**Required work:**
Filter the entries and keep only the lines where the string "energije" appears.

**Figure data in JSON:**

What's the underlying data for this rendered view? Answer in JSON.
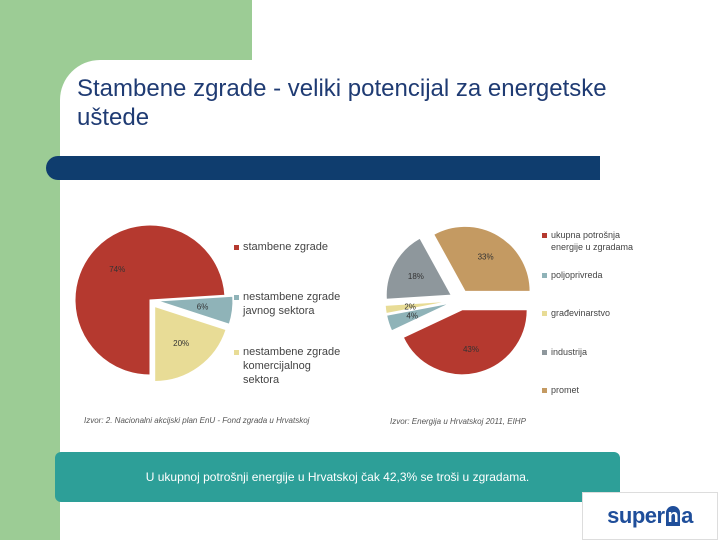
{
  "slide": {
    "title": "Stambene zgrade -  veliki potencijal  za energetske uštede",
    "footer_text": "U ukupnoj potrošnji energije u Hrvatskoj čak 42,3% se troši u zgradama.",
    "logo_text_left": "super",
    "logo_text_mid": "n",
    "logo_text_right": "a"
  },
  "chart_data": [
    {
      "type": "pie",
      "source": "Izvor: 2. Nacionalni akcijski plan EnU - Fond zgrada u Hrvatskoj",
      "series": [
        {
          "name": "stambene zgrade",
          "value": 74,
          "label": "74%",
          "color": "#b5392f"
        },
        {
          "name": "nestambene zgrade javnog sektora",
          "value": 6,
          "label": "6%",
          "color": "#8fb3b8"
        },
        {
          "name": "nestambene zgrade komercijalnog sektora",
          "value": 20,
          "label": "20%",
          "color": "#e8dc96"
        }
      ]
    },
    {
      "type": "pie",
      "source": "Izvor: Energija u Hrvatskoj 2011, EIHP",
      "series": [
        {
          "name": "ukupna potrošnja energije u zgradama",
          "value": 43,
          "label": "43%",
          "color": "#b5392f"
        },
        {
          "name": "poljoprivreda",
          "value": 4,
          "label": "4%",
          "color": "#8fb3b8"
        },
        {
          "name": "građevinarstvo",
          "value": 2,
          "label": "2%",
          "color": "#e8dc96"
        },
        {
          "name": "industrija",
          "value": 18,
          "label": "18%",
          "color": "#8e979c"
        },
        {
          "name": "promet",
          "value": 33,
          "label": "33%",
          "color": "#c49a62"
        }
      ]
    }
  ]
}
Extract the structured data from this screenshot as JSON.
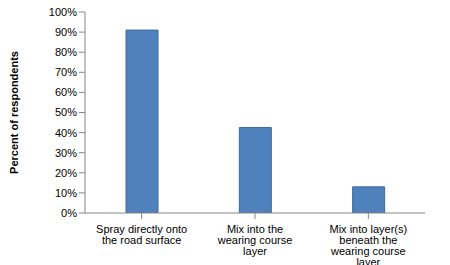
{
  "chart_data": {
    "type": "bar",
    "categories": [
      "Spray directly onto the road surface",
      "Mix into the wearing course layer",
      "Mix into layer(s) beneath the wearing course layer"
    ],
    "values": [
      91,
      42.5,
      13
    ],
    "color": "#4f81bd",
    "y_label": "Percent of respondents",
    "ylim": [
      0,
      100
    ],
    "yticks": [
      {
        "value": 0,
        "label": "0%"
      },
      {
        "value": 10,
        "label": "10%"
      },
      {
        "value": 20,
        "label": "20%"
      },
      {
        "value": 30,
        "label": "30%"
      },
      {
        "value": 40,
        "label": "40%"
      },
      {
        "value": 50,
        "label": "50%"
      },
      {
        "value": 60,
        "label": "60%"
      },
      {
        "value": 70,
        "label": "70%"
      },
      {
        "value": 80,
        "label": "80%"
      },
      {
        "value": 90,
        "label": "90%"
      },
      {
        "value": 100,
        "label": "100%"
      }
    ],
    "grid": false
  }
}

**Solved exercise:**
    "footer_text": "U ukupnoj potrošnji energije u Hrvatskoj čak 42,3% se troši u zgradama.",
          "name": "ukupna potrošnja energije u zgradama",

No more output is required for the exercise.